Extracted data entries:
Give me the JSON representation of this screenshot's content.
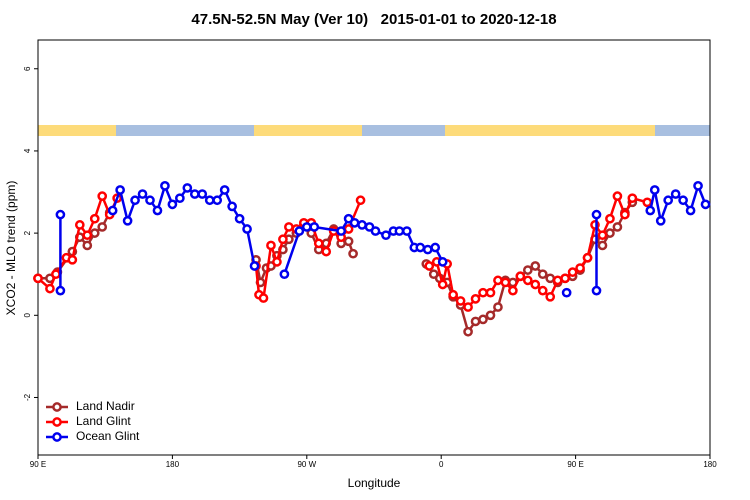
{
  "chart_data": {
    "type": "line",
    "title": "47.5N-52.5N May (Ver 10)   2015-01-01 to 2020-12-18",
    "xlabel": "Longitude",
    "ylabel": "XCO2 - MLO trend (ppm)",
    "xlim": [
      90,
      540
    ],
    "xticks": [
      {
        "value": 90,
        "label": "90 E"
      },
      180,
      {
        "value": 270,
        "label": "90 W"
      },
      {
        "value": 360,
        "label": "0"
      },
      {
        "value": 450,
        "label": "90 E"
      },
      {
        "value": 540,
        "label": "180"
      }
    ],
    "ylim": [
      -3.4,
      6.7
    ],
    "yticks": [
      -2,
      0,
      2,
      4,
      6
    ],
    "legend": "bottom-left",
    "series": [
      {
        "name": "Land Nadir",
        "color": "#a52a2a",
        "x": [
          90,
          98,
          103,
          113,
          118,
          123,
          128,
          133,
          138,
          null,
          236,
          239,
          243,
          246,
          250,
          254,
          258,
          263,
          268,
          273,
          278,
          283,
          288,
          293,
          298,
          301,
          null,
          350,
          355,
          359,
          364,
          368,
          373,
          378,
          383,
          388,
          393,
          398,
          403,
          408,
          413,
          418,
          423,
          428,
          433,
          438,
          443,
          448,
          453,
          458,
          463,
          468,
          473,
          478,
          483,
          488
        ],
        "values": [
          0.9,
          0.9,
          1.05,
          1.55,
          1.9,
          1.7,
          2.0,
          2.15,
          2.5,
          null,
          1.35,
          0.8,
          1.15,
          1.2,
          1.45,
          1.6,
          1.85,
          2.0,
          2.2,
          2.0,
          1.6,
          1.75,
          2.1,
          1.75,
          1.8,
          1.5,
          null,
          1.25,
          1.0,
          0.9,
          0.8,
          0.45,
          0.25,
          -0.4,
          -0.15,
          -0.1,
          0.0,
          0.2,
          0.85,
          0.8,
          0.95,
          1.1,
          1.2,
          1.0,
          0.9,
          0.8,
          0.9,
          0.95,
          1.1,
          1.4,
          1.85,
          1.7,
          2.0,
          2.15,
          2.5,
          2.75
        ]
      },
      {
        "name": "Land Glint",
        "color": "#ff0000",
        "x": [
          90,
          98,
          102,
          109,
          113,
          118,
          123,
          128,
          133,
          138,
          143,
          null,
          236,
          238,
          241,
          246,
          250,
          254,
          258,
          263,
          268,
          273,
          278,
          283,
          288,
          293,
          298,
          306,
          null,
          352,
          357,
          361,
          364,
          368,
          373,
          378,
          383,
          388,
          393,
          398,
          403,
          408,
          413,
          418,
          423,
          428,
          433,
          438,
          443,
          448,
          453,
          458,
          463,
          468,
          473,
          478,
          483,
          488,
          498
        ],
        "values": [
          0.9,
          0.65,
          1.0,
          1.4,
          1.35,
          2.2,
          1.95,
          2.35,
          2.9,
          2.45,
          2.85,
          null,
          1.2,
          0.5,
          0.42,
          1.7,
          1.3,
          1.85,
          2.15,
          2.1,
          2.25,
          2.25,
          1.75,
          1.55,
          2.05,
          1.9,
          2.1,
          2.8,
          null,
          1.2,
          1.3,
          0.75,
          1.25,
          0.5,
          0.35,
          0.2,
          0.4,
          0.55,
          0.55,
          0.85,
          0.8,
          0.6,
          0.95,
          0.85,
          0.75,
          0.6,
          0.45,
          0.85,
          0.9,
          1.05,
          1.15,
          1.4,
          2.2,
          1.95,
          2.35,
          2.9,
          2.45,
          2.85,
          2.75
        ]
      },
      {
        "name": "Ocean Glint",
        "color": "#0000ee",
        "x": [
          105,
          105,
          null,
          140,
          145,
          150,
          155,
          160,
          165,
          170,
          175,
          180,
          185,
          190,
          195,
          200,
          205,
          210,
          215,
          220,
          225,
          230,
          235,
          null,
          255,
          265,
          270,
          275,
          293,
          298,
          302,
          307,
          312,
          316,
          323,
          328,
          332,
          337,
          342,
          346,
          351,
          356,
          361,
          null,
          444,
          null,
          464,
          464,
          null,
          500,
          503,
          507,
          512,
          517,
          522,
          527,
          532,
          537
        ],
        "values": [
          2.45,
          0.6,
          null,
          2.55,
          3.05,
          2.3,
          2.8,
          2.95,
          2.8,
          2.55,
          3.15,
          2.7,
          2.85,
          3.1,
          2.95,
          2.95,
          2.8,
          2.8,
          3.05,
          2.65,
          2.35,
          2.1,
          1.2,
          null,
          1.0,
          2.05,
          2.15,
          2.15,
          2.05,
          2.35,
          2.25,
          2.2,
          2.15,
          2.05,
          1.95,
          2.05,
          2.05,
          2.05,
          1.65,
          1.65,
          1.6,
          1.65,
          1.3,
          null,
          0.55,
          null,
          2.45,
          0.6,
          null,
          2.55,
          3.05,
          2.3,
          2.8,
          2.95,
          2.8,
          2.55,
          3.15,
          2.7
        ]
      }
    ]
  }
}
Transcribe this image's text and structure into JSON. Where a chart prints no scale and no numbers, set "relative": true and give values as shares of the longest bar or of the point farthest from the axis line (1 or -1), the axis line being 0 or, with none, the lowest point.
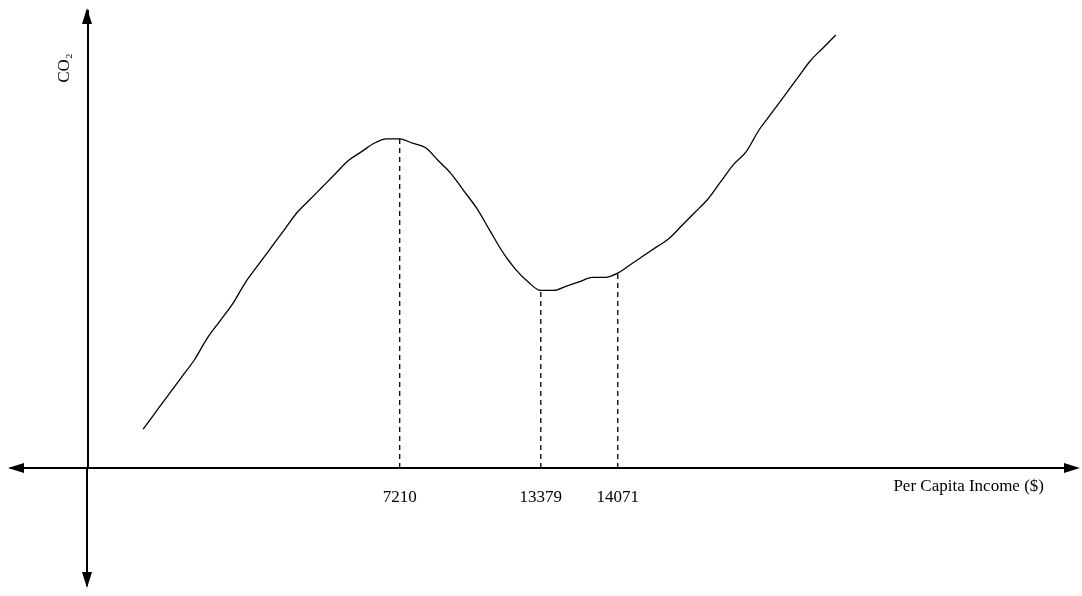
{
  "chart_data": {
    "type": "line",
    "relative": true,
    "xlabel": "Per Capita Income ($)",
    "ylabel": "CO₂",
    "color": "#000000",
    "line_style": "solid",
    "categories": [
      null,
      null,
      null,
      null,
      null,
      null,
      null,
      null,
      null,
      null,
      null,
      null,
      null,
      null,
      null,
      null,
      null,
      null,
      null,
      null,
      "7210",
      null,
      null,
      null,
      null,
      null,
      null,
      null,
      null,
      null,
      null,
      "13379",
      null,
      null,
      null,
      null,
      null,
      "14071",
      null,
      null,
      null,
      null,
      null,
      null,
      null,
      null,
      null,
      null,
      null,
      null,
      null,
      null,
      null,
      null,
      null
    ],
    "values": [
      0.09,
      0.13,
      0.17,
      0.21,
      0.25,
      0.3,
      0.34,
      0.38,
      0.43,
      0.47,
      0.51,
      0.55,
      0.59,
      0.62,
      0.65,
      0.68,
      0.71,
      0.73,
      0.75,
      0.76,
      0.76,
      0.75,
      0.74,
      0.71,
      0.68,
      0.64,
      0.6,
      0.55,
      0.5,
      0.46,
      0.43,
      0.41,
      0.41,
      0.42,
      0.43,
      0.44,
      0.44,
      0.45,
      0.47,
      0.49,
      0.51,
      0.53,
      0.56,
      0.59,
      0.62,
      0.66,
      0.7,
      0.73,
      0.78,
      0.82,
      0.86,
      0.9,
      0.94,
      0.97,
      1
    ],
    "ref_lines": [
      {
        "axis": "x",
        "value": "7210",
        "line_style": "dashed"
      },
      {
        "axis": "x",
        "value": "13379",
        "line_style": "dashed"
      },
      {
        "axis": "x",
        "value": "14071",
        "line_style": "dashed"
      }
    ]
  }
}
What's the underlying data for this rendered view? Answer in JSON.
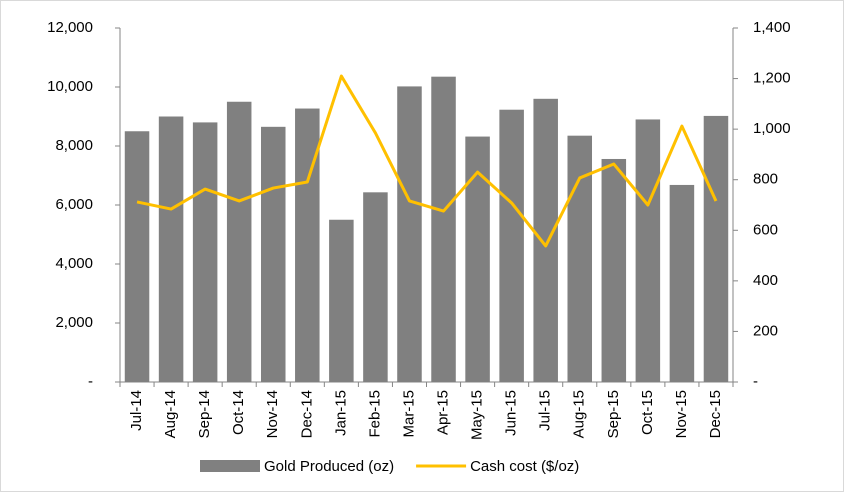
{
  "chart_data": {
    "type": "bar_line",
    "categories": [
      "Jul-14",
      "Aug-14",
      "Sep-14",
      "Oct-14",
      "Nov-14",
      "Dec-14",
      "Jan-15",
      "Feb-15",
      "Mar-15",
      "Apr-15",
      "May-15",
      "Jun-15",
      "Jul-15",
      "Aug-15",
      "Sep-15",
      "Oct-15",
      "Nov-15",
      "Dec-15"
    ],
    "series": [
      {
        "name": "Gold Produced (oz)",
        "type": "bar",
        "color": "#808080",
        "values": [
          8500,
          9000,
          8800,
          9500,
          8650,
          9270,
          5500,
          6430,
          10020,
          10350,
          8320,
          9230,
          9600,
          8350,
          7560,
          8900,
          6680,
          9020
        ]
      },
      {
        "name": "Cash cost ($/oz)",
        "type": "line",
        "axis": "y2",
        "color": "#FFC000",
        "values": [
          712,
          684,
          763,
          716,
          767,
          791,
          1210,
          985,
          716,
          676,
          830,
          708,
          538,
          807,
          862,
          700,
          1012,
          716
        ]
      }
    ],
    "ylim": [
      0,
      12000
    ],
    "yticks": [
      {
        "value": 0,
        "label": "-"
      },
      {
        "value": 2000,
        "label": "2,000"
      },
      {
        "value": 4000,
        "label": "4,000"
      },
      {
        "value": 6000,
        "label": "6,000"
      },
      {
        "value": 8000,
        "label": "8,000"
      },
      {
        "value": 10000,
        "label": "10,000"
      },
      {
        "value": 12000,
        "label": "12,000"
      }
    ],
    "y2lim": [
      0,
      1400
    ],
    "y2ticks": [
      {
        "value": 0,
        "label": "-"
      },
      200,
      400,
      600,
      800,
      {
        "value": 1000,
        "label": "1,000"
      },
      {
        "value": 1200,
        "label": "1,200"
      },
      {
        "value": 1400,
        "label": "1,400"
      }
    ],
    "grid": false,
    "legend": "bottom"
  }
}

• [Task statement]: Which lines hold the word "name"? Return all of them from the records above.

• [Final answer]:
        "name": "Land Nadir",
        "name": "Land Glint",
        "name": "Ocean Glint",
        "name": "Gold Produced (oz)",
        "name": "Cash cost ($/oz)",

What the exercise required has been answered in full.